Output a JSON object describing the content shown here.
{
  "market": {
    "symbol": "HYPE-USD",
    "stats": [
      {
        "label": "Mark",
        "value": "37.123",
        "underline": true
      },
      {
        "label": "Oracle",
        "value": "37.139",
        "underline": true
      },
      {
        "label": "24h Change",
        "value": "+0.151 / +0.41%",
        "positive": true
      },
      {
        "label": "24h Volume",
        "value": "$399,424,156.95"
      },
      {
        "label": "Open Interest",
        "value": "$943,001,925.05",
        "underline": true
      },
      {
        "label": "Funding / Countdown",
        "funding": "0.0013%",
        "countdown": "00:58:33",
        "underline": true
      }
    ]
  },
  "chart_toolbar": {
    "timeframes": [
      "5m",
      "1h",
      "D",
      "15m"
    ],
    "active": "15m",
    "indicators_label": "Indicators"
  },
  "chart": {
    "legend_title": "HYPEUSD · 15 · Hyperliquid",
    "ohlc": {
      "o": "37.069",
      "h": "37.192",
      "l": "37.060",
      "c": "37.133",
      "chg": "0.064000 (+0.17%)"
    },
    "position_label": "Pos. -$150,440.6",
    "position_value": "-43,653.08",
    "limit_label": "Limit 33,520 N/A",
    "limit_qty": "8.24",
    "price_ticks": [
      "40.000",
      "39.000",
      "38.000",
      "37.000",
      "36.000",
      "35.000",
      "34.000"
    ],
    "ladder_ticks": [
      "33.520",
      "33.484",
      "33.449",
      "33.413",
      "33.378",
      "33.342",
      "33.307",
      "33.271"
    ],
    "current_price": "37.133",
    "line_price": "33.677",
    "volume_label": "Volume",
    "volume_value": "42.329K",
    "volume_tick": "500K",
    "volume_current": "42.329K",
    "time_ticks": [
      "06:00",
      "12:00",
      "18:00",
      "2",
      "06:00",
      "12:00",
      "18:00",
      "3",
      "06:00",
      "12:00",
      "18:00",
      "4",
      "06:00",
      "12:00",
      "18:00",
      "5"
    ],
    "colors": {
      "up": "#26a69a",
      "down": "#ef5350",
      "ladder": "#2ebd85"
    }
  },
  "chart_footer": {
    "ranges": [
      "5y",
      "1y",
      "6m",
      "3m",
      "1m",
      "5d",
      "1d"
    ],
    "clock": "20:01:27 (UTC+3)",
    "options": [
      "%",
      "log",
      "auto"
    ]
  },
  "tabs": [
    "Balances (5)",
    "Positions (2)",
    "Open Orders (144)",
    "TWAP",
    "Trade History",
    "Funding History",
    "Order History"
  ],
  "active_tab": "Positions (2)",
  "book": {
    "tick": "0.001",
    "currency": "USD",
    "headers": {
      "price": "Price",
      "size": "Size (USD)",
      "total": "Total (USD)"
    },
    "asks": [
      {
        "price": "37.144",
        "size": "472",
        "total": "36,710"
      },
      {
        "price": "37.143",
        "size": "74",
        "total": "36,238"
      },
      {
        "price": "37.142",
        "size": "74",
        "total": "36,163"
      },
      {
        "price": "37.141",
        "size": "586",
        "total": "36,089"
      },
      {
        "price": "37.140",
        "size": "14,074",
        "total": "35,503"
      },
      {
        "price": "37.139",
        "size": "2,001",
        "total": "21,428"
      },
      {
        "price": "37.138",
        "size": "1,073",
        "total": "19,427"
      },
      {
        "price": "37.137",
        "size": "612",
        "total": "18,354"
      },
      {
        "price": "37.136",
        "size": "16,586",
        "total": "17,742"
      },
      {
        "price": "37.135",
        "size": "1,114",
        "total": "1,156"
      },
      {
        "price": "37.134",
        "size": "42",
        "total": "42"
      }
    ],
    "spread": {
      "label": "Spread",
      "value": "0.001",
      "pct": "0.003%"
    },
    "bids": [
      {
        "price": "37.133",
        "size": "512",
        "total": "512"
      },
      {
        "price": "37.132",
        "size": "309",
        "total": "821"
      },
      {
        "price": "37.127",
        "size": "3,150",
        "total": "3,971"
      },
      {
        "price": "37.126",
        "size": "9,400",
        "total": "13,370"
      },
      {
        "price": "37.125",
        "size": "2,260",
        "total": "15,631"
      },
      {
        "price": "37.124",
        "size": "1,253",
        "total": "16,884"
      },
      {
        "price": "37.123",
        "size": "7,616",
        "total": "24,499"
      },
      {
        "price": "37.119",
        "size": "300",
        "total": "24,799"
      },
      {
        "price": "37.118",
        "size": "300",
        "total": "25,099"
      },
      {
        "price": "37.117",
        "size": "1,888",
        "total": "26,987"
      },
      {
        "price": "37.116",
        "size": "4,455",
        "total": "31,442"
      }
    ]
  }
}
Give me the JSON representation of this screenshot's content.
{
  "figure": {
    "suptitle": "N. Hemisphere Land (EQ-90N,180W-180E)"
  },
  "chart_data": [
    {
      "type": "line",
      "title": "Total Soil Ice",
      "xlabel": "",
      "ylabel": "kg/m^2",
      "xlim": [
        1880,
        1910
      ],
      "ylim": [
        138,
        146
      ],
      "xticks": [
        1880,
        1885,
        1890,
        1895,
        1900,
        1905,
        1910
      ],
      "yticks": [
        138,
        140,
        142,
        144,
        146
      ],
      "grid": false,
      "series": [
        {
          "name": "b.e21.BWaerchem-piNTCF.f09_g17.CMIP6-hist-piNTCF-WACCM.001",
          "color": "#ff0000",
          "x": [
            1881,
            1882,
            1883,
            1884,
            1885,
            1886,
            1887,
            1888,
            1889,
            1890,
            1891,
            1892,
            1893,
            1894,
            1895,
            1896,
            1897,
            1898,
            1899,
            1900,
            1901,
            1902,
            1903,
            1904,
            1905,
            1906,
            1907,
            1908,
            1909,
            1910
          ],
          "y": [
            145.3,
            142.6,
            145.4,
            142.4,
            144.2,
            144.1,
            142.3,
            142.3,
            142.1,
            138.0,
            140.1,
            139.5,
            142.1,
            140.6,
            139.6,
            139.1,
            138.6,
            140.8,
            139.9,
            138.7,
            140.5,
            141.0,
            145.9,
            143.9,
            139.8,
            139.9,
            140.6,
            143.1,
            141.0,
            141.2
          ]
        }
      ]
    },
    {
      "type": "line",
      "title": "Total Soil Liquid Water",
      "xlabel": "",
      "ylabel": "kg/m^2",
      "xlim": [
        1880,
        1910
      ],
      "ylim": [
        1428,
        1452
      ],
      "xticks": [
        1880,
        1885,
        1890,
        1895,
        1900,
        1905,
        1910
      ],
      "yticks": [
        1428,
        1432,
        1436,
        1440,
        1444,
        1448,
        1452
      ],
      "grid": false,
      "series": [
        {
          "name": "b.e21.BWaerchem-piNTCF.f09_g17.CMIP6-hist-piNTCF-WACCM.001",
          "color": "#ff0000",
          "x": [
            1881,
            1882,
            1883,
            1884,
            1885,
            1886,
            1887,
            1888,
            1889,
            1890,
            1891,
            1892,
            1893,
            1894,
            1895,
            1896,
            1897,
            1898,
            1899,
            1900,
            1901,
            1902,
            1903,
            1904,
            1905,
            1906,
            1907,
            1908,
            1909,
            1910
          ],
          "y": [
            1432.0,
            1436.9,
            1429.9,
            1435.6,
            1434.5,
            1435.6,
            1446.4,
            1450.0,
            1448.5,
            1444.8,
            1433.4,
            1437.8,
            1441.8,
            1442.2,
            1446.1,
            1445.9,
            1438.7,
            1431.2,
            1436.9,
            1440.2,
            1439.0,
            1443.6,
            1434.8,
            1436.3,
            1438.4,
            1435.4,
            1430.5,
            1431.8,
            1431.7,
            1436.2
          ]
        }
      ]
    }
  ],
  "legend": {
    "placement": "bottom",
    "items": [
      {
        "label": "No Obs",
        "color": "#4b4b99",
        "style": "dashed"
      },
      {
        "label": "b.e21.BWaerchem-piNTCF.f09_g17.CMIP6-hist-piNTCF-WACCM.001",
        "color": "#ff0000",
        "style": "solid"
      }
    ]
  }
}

**Task to carry out**
Look through the lines above and collect those with the word "Open".

**Written response**
        "label": "Open Interest",
    "Open Orders (144)",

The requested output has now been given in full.